• [STATED GOAL]: Extract all of the entries and give them again, word for word.
[START RECORDS FOR THIS TASK]
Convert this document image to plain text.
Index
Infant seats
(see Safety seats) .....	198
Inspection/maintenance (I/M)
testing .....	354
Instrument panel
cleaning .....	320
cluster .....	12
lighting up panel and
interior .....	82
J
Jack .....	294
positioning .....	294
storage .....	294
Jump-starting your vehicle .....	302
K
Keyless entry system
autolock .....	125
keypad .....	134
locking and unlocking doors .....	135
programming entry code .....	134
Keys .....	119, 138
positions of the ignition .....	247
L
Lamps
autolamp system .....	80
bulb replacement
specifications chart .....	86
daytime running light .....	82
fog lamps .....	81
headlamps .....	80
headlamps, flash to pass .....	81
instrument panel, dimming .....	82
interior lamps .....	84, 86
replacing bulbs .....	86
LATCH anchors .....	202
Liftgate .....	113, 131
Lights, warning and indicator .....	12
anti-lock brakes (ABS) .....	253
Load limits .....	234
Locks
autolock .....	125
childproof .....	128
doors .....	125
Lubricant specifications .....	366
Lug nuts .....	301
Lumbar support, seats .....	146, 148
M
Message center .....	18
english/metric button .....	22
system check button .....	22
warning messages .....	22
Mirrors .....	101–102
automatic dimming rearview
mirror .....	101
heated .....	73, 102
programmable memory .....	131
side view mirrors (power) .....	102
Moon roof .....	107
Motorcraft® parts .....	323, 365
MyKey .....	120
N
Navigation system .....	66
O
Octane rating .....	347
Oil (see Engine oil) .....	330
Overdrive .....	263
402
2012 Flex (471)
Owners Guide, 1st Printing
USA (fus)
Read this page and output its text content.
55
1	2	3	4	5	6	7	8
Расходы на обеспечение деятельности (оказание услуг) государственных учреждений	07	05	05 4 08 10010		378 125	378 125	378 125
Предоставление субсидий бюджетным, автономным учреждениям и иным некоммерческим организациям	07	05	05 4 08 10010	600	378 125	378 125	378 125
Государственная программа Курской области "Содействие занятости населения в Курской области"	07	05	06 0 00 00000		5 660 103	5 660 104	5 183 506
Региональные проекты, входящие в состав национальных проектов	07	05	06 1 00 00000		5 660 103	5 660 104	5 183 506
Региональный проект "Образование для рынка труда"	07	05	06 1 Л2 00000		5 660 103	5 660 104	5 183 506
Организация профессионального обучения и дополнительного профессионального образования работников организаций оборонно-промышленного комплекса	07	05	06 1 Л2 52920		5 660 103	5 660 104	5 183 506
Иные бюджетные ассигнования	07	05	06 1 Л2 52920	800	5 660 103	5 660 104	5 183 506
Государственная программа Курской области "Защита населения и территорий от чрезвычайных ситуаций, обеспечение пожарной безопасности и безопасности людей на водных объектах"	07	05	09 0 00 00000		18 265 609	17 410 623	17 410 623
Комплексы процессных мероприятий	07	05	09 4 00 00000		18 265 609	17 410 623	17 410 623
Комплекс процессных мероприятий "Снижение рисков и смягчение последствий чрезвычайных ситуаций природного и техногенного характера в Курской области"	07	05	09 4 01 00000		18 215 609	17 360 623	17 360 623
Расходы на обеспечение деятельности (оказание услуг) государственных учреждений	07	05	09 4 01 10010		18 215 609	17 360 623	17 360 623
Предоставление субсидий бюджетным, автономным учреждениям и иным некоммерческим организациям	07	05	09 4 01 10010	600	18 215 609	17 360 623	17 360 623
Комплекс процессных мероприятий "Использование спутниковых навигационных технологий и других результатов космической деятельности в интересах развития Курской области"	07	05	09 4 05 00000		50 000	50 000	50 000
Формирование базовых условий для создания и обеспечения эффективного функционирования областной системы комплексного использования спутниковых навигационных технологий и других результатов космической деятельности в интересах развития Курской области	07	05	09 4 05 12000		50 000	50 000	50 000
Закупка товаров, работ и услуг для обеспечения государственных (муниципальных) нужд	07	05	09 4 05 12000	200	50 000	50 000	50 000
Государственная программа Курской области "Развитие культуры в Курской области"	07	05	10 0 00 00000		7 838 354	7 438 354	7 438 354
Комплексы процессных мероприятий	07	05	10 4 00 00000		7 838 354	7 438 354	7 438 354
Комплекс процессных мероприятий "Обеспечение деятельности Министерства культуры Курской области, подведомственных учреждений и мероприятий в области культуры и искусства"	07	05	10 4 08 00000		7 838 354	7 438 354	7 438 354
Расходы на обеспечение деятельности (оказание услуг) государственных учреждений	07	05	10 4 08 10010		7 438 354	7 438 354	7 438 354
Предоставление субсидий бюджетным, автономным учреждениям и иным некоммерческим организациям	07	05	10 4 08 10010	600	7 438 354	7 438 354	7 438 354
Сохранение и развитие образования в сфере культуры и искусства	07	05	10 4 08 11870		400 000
[END RECORDS FOR THIS TASK]
• [EXPECTED OUTPUT]:
Convert this document image to plain text.
Index
Infant seats
(see Safety seats) .....	198
Inspection/maintenance (I/M)
testing .....	354
Instrument panel
cleaning .....	320
cluster .....	12
lighting up panel and
interior .....	82
J
Jack .....	294
positioning .....	294
storage .....	294
Jump-starting your vehicle .....	302
K
Keyless entry system
autolock .....	125
keypad .....	134
locking and unlocking doors .....	135
programming entry code .....	134
Keys .....	119, 138
positions of the ignition .....	247
L
Lamps
autolamp system .....	80
bulb replacement
specifications chart .....	86
daytime running light .....	82
fog lamps .....	81
headlamps .....	80
headlamps, flash to pass .....	81
instrument panel, dimming .....	82
interior lamps .....	84, 86
replacing bulbs .....	86
LATCH anchors .....	202
Liftgate .....	113, 131
Lights, warning and indicator .....	12
anti-lock brakes (ABS) .....	253
Load limits .....	234
Locks
autolock .....	125
childproof .....	128
doors .....	125
Lubricant specifications .....	366
Lug nuts .....	301
Lumbar support, seats .....	146, 148
M
Message center .....	18
english/metric button .....	22
system check button .....	22
warning messages .....	22
Mirrors .....	101–102
automatic dimming rearview
mirror .....	101
heated .....	73, 102
programmable memory .....	131
side view mirrors (power) .....	102
Moon roof .....	107
Motorcraft® parts .....	323, 365
MyKey .....	120
N
Navigation system .....	66
O
Octane rating .....	347
Oil (see Engine oil) .....	330
Overdrive .....	263
402
2012 Flex (471)
Owners Guide, 1st Printing
USA (fus)
Read this page and output its text content.
55
1	2	3	4	5	6	7	8
Расходы на обеспечение деятельности (оказание услуг) государственных учреждений	07	05	05 4 08 10010		378 125	378 125	378 125
Предоставление субсидий бюджетным, автономным учреждениям и иным некоммерческим организациям	07	05	05 4 08 10010	600	378 125	378 125	378 125
Государственная программа Курской области "Содействие занятости населения в Курской области"	07	05	06 0 00 00000		5 660 103	5 660 104	5 183 506
Региональные проекты, входящие в состав национальных проектов	07	05	06 1 00 00000		5 660 103	5 660 104	5 183 506
Региональный проект "Образование для рынка труда"	07	05	06 1 Л2 00000		5 660 103	5 660 104	5 183 506
Организация профессионального обучения и дополнительного профессионального образования работников организаций оборонно-промышленного комплекса	07	05	06 1 Л2 52920		5 660 103	5 660 104	5 183 506
Иные бюджетные ассигнования	07	05	06 1 Л2 52920	800	5 660 103	5 660 104	5 183 506
Государственная программа Курской области "Защита населения и территорий от чрезвычайных ситуаций, обеспечение пожарной безопасности и безопасности людей на водных объектах"	07	05	09 0 00 00000		18 265 609	17 410 623	17 410 623
Комплексы процессных мероприятий	07	05	09 4 00 00000		18 265 609	17 410 623	17 410 623
Комплекс процессных мероприятий "Снижение рисков и смягчение последствий чрезвычайных ситуаций природного и техногенного характера в Курской области"	07	05	09 4 01 00000		18 215 609	17 360 623	17 360 623
Расходы на обеспечение деятельности (оказание услуг) государственных учреждений	07	05	09 4 01 10010		18 215 609	17 360 623	17 360 623
Предоставление субсидий бюджетным, автономным учреждениям и иным некоммерческим организациям	07	05	09 4 01 10010	600	18 215 609	17 360 623	17 360 623
Комплекс процессных мероприятий "Использование спутниковых навигационных технологий и других результатов космической деятельности в интересах развития Курской области"	07	05	09 4 05 00000		50 000	50 000	50 000
Формирование базовых условий для создания и обеспечения эффективного функционирования областной системы комплексного использования спутниковых навигационных технологий и других результатов космической деятельности в интересах развития Курской области	07	05	09 4 05 12000		50 000	50 000	50 000
Закупка товаров, работ и услуг для обеспечения государственных (муниципальных) нужд	07	05	09 4 05 12000	200	50 000	50 000	50 000
Государственная программа Курской области "Развитие культуры в Курской области"	07	05	10 0 00 00000		7 838 354	7 438 354	7 438 354
Комплексы процессных мероприятий	07	05	10 4 00 00000		7 838 354	7 438 354	7 438 354
Комплекс процессных мероприятий "Обеспечение деятельности Министерства культуры Курской области, подведомственных учреждений и мероприятий в области культуры и искусства"	07	05	10 4 08 00000		7 838 354	7 438 354	7 438 354
Расходы на обеспечение деятельности (оказание услуг) государственных учреждений	07	05	10 4 08 10010		7 438 354	7 438 354	7 438 354
Предоставление субсидий бюджетным, автономным учреждениям и иным некоммерческим организациям	07	05	10 4 08 10010	600	7 438 354	7 438 354	7 438 354
Сохранение и развитие образования в сфере культуры и искусства	07	05	10 4 08 11870		400 000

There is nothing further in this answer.